## PROBLEM DETAILS
Can you pull out each line of the data below that includes the word "sarà"?

━━━━━ INFORMATION SUPPLIED ━━━━━

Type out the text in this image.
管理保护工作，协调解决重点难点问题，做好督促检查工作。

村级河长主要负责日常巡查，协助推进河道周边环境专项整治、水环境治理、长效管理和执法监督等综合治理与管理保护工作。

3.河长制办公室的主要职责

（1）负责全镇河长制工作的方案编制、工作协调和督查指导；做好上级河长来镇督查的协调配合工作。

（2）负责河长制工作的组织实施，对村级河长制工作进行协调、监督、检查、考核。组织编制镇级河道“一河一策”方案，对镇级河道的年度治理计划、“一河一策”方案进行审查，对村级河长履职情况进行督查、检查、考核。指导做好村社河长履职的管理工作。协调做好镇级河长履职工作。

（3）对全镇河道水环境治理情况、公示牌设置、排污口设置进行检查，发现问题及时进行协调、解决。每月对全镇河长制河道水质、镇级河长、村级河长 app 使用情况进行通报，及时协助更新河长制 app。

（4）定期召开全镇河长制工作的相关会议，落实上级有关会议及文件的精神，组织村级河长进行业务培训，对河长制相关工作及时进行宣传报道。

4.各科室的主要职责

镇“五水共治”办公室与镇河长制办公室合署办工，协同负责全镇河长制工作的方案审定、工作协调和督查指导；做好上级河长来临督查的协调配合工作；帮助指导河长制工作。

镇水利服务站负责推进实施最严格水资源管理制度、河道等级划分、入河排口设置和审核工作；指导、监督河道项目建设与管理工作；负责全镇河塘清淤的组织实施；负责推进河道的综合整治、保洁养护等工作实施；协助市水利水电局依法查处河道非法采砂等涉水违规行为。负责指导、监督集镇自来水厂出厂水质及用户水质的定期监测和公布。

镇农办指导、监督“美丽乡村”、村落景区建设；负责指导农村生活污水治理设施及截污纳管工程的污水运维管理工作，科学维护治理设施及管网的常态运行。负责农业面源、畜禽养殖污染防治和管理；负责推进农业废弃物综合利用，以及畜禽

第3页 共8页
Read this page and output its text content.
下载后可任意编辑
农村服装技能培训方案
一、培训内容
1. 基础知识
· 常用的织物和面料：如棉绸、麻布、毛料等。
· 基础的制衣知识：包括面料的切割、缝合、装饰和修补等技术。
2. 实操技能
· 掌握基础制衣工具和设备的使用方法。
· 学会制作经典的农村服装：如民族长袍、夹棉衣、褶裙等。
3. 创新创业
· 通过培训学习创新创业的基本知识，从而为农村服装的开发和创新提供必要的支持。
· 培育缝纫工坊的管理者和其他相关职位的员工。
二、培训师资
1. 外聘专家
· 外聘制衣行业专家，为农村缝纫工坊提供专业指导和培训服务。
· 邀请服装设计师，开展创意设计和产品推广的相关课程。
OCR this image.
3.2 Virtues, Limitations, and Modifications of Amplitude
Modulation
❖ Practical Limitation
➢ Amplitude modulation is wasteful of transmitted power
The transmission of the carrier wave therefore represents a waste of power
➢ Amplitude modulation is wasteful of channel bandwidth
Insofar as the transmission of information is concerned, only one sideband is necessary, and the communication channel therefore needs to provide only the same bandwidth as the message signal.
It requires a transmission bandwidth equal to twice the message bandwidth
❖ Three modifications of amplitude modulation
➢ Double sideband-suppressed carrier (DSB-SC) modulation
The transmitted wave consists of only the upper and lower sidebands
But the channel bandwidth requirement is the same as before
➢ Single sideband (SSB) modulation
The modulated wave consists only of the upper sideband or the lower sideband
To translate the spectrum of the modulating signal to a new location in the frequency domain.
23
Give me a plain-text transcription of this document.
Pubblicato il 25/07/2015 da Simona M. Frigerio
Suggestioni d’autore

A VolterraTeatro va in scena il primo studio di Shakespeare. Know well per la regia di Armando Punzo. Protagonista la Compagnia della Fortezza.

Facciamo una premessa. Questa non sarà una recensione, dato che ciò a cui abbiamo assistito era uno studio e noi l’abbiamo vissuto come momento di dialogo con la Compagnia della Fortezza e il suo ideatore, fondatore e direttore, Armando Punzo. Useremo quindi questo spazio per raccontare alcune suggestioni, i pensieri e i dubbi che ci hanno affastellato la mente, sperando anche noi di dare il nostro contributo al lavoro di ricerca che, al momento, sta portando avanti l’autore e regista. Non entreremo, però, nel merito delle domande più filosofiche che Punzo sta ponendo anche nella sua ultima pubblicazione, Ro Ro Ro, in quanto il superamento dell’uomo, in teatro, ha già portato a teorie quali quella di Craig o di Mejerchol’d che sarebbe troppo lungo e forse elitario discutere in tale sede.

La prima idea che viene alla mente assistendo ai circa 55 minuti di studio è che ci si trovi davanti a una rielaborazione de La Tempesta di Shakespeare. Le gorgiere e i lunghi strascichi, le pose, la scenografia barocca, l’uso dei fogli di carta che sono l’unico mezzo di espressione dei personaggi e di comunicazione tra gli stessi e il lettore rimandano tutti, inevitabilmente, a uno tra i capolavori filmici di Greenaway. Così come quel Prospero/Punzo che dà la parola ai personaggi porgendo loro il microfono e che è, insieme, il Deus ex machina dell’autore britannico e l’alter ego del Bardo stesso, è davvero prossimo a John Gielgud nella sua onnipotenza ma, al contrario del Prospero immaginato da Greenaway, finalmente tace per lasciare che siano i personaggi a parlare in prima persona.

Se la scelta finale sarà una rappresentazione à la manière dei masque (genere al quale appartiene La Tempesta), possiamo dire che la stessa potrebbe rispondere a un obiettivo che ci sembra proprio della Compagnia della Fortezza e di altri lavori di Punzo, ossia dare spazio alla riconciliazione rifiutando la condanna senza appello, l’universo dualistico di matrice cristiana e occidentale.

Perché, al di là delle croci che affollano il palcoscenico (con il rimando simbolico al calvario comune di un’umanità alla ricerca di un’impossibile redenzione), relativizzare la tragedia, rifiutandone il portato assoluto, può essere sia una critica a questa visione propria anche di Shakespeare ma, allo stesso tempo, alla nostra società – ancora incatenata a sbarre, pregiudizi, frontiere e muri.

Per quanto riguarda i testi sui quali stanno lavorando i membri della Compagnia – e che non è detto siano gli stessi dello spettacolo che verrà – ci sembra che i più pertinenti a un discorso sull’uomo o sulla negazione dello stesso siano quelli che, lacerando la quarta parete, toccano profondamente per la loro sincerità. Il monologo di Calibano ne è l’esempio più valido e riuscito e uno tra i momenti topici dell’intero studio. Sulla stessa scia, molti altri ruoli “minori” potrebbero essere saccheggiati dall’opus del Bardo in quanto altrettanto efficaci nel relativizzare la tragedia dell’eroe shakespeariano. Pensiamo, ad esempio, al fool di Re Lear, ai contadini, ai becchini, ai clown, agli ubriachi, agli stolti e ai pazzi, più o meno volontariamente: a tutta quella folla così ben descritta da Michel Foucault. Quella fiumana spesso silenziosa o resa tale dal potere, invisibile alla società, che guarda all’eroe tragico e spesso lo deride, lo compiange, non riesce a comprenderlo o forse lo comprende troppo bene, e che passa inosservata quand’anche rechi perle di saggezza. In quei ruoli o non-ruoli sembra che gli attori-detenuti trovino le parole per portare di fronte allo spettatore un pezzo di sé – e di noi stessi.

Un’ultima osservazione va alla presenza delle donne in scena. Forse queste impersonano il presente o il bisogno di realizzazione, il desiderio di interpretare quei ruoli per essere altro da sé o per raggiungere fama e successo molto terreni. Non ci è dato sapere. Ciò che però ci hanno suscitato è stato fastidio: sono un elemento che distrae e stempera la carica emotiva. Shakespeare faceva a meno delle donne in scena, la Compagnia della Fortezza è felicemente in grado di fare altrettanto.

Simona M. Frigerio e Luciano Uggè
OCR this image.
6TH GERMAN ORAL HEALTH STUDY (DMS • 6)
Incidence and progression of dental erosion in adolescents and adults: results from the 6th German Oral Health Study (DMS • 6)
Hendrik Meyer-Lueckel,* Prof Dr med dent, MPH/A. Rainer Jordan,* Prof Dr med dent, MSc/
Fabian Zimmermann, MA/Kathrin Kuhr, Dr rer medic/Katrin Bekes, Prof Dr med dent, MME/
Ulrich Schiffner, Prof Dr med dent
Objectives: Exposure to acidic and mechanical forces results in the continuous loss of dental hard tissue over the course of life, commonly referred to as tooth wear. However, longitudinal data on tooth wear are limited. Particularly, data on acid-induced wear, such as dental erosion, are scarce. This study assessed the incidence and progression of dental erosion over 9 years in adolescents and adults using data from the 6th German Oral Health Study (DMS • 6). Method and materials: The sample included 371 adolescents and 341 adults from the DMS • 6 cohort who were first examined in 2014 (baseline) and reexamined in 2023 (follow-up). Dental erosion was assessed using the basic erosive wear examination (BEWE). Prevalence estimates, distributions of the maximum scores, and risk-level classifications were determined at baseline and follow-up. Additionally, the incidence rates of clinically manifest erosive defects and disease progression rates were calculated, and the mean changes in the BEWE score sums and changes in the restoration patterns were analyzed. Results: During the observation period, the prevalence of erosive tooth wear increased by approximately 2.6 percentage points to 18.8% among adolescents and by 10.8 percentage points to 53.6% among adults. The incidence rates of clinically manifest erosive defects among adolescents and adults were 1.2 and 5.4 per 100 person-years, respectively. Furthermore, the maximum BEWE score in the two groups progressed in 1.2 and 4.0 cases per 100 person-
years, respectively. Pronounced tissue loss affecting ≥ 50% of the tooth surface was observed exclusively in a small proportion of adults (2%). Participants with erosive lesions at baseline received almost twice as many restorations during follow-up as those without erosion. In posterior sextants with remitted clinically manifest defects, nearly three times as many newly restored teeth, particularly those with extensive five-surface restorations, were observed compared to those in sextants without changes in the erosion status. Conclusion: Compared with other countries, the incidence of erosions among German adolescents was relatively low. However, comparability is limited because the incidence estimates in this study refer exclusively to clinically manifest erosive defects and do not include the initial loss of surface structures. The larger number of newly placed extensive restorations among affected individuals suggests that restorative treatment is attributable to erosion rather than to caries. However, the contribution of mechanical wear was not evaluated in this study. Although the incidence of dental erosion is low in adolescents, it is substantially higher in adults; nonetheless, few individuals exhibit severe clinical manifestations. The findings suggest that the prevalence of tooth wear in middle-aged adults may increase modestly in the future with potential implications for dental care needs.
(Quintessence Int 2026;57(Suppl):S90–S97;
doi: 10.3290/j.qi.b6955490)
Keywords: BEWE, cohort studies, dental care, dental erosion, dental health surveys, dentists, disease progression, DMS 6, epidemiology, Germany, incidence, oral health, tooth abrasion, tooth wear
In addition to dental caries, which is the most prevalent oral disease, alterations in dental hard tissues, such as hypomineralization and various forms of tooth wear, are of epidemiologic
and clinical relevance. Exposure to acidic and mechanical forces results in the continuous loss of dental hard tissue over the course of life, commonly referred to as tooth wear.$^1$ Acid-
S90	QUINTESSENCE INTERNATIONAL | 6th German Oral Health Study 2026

━━━━━

## REPLY TO THE EXERCISE
Facciamo una premessa. Questa non sarà una recensione, dato che ciò a cui abbiamo assistito era uno studio e noi l’abbiamo vissuto come momento di dialogo con la Compagnia della Fortezza e il suo ideatore, fondatore e direttore, Armando Punzo. Useremo quindi questo spazio per raccontare alcune suggestioni, i pensieri e i dubbi che ci hanno affastellato la mente, sperando anche noi di dare il nostro contributo al lavoro di ricerca che, al momento, sta portando avanti l’autore e regista. Non entreremo, però, nel merito delle domande più filosofiche che Punzo sta ponendo anche nella sua ultima pubblicazione, Ro Ro Ro, in quanto il superamento dell’uomo, in teatro, ha già portato a teorie quali quella di Craig o di Mejerchol’d che sarebbe troppo lungo e forse elitario discutere in tale sede.
Se la scelta finale sarà una rappresentazione à la manière dei masque (genere al quale appartiene La Tempesta), possiamo dire che la stessa potrebbe rispondere a un obiettivo che ci sembra proprio della Compagnia della Fortezza e di altri lavori di Punzo, ossia dare spazio alla riconciliazione rifiutando la condanna senza appello, l’universo dualistico di matrice cristiana e occidentale.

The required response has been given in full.